## begin Data for this exercise
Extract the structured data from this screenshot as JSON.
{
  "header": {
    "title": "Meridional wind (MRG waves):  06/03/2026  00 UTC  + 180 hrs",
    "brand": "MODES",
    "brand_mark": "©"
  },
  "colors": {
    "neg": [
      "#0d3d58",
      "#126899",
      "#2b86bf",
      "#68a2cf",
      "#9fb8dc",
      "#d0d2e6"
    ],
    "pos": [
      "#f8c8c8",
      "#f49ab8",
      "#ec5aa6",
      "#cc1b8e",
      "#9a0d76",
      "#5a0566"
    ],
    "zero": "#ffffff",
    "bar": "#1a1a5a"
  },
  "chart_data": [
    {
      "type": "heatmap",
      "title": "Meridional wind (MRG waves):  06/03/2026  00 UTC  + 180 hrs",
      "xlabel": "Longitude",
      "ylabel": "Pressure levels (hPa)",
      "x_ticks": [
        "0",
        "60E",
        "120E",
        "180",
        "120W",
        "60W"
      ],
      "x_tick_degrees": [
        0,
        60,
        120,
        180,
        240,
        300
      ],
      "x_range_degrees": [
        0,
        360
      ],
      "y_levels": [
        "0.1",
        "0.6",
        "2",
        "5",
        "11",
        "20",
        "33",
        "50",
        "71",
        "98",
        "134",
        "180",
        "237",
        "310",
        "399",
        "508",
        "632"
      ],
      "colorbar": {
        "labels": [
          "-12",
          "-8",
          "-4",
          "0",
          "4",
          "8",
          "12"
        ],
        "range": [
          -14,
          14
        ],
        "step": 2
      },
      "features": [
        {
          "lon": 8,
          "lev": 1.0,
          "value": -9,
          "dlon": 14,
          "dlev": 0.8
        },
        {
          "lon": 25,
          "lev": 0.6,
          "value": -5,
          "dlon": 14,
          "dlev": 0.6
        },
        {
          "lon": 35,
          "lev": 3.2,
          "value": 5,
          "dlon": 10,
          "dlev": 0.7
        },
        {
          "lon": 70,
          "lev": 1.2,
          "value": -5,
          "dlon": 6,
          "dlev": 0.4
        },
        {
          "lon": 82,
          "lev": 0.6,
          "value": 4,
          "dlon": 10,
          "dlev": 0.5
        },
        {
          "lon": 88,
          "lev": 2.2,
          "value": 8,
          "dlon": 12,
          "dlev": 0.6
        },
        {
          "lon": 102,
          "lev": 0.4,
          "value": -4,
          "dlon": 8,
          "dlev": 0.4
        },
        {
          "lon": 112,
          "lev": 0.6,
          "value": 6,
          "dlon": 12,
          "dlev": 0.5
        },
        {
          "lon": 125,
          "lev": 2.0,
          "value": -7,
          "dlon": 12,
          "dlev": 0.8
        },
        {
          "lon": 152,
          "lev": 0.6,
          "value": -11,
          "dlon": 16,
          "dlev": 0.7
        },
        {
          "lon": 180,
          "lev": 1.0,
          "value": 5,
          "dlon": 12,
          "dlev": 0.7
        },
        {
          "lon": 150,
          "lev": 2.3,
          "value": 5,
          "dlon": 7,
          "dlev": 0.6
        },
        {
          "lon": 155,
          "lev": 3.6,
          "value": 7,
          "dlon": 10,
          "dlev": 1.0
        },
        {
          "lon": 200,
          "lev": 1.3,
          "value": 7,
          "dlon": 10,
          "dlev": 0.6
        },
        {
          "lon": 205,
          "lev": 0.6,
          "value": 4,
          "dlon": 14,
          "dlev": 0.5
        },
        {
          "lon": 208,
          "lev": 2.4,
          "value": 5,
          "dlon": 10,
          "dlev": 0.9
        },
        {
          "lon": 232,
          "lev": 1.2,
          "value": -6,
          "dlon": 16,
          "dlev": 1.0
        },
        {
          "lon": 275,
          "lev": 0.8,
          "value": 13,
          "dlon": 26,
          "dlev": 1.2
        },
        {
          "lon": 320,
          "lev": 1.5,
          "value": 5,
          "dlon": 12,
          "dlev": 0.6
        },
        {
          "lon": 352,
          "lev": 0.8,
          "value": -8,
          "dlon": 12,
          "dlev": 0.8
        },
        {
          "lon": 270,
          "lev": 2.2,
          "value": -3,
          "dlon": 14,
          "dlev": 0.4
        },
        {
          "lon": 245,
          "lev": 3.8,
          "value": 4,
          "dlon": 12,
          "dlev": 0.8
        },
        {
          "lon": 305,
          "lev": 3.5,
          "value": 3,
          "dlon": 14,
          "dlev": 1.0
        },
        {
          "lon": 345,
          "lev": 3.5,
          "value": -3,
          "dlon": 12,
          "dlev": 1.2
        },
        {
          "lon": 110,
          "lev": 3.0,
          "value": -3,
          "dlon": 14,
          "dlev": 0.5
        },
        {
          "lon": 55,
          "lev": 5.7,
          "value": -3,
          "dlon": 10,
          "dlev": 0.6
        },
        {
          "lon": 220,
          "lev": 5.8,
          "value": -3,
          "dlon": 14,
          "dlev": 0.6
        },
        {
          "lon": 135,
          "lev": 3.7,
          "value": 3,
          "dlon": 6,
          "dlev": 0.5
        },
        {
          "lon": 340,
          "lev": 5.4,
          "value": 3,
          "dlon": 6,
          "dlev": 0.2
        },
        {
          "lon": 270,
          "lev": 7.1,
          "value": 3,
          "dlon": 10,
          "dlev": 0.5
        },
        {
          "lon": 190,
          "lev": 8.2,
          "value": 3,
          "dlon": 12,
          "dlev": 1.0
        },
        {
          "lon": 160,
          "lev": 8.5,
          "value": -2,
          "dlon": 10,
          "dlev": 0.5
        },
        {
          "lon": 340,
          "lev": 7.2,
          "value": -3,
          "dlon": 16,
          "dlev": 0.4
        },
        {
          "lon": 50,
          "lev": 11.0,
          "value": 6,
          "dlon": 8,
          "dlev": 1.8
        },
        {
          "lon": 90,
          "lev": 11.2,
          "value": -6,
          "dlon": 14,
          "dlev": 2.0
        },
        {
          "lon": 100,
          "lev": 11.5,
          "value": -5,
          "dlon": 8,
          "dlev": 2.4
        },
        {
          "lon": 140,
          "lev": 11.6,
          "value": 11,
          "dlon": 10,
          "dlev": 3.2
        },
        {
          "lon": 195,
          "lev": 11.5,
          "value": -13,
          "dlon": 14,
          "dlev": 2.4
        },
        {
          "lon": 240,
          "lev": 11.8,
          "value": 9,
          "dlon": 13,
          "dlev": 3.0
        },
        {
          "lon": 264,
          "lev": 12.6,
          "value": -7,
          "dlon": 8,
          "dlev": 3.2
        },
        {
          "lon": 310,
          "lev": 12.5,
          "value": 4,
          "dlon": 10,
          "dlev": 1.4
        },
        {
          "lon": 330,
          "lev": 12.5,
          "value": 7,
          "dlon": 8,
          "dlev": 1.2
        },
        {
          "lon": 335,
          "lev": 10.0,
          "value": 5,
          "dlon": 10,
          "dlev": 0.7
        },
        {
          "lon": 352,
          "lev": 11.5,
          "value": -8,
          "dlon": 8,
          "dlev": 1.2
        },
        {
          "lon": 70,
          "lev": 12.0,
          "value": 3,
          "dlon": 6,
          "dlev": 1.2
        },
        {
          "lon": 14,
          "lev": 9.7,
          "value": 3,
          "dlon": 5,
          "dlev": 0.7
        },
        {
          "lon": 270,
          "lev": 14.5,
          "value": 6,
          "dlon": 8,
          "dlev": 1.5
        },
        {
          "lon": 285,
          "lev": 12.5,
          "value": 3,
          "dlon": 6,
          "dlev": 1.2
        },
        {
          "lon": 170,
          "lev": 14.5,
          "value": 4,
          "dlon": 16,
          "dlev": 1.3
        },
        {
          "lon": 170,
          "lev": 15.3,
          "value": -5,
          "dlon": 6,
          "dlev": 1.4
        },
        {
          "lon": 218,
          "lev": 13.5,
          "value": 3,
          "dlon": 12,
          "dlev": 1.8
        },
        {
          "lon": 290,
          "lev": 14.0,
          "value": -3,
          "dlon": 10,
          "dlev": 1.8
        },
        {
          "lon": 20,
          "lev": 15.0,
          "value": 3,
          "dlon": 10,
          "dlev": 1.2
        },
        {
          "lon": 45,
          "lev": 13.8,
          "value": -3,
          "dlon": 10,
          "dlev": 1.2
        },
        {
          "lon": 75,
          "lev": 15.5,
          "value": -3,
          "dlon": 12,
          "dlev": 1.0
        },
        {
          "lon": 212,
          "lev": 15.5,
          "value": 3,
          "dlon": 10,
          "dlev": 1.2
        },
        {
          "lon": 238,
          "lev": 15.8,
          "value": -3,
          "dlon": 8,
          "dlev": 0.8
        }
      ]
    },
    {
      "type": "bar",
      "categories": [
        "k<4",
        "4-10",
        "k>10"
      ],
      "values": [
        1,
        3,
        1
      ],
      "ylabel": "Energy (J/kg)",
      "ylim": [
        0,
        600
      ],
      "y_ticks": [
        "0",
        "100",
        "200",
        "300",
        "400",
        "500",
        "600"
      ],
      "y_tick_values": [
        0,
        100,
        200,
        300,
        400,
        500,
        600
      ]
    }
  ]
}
## end Data for this exercise
■ What to do
In the entries above, find each line with the word "Meridional" and copy it.

■ Right answer
    "title": "Meridional wind (MRG waves):  06/03/2026  00 UTC  + 180 hrs",
      "title": "Meridional wind (MRG waves):  06/03/2026  00 UTC  + 180 hrs",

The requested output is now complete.